- **Instructions for the task**
Copy out lines with the word "hemoglobin" from the material that follows.

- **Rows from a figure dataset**

· · ·

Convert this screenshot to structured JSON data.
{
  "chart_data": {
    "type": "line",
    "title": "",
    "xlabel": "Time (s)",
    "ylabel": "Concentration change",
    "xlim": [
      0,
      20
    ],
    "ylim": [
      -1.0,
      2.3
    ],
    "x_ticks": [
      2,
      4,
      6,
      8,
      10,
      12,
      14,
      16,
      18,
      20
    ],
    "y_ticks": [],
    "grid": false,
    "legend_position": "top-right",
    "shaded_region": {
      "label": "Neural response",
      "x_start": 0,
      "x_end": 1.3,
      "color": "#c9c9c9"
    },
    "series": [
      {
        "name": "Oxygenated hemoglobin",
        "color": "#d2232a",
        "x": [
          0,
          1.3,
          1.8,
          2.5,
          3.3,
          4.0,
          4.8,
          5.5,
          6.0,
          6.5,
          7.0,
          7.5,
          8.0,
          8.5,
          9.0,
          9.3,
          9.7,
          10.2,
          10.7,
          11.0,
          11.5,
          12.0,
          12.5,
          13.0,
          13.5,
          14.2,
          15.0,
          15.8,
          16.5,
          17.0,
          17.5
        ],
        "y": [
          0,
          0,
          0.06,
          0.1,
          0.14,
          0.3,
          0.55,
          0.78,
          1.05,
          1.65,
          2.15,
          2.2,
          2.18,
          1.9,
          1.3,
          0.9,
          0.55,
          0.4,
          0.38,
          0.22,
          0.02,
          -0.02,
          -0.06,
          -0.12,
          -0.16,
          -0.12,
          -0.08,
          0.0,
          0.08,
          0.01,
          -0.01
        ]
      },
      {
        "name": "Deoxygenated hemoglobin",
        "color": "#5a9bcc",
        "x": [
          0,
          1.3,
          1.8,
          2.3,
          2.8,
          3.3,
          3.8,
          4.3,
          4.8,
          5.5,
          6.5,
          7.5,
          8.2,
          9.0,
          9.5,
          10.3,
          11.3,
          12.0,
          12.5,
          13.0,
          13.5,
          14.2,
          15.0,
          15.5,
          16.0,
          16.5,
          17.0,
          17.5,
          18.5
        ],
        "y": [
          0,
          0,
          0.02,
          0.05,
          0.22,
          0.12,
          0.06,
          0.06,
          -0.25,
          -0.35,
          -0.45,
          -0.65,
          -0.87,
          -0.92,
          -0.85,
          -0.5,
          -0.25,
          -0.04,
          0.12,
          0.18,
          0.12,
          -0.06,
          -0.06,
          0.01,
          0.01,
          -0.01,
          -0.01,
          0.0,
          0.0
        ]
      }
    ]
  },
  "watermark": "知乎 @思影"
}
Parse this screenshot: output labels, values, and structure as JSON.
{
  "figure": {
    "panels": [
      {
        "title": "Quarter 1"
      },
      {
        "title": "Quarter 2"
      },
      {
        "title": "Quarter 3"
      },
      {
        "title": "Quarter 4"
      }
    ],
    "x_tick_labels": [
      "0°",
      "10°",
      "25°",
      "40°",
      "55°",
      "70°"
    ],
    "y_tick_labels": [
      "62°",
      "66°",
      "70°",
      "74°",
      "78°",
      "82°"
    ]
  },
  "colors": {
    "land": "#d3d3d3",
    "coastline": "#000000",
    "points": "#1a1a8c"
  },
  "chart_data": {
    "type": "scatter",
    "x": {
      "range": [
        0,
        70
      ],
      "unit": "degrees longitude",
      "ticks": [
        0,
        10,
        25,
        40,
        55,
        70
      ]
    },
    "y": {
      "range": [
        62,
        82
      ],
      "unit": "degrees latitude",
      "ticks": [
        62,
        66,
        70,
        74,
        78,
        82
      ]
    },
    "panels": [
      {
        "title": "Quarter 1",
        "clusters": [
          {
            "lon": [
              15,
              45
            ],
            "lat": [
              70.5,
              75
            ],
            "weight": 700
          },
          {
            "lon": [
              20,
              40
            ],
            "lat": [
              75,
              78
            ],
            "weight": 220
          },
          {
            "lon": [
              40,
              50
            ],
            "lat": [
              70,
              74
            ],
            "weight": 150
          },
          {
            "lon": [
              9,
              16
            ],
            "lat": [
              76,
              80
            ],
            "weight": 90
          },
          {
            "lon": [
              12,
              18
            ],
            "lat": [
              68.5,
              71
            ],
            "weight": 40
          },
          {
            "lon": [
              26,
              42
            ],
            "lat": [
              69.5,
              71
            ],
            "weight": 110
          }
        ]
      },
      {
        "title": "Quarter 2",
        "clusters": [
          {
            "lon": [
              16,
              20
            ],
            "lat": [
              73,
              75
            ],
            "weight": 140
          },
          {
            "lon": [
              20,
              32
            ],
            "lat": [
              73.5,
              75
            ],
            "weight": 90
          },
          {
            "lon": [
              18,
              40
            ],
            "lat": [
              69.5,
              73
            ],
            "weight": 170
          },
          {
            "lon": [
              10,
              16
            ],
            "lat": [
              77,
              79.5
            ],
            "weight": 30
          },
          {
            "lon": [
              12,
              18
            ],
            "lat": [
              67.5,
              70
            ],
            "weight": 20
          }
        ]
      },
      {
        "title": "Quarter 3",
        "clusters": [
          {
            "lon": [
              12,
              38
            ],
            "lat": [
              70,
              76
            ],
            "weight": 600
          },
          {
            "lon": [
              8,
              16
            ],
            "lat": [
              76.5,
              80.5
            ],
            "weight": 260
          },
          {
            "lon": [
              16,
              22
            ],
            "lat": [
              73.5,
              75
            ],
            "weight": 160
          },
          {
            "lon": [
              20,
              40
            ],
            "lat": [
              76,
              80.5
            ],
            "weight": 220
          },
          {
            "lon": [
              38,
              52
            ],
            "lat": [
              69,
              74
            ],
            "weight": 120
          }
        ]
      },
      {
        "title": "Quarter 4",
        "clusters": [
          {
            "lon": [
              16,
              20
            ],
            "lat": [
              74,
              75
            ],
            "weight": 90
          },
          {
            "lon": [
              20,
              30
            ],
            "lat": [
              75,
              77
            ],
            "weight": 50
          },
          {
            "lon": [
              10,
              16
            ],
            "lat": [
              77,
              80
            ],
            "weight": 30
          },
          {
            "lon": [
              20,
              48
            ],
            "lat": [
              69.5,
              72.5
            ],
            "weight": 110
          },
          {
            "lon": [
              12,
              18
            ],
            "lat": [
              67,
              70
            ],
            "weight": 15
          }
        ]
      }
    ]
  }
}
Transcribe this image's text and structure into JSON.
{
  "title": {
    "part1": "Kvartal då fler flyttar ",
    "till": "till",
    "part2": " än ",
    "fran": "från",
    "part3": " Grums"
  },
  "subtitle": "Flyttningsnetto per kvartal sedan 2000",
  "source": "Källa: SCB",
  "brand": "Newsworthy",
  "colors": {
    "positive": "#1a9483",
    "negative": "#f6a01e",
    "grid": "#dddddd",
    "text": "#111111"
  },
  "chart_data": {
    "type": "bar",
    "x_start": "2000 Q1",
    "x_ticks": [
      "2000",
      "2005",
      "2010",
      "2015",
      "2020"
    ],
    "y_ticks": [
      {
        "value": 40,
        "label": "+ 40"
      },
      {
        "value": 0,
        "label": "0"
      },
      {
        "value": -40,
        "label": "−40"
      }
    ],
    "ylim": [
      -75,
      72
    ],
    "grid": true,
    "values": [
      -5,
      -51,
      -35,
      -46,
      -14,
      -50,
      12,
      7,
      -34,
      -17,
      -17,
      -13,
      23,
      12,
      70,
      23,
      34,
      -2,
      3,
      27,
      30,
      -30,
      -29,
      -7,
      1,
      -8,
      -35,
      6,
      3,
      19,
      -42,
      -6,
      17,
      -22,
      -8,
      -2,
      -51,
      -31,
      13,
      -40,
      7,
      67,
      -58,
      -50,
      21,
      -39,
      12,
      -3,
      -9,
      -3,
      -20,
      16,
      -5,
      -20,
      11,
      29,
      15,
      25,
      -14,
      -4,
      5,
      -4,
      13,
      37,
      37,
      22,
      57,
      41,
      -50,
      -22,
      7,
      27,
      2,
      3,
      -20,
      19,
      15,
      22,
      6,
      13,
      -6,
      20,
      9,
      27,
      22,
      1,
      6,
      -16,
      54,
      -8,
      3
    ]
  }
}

· · ·

- **Worked solution**
        "name": "Oxygenated hemoglobin",
        "name": "Deoxygenated hemoglobin",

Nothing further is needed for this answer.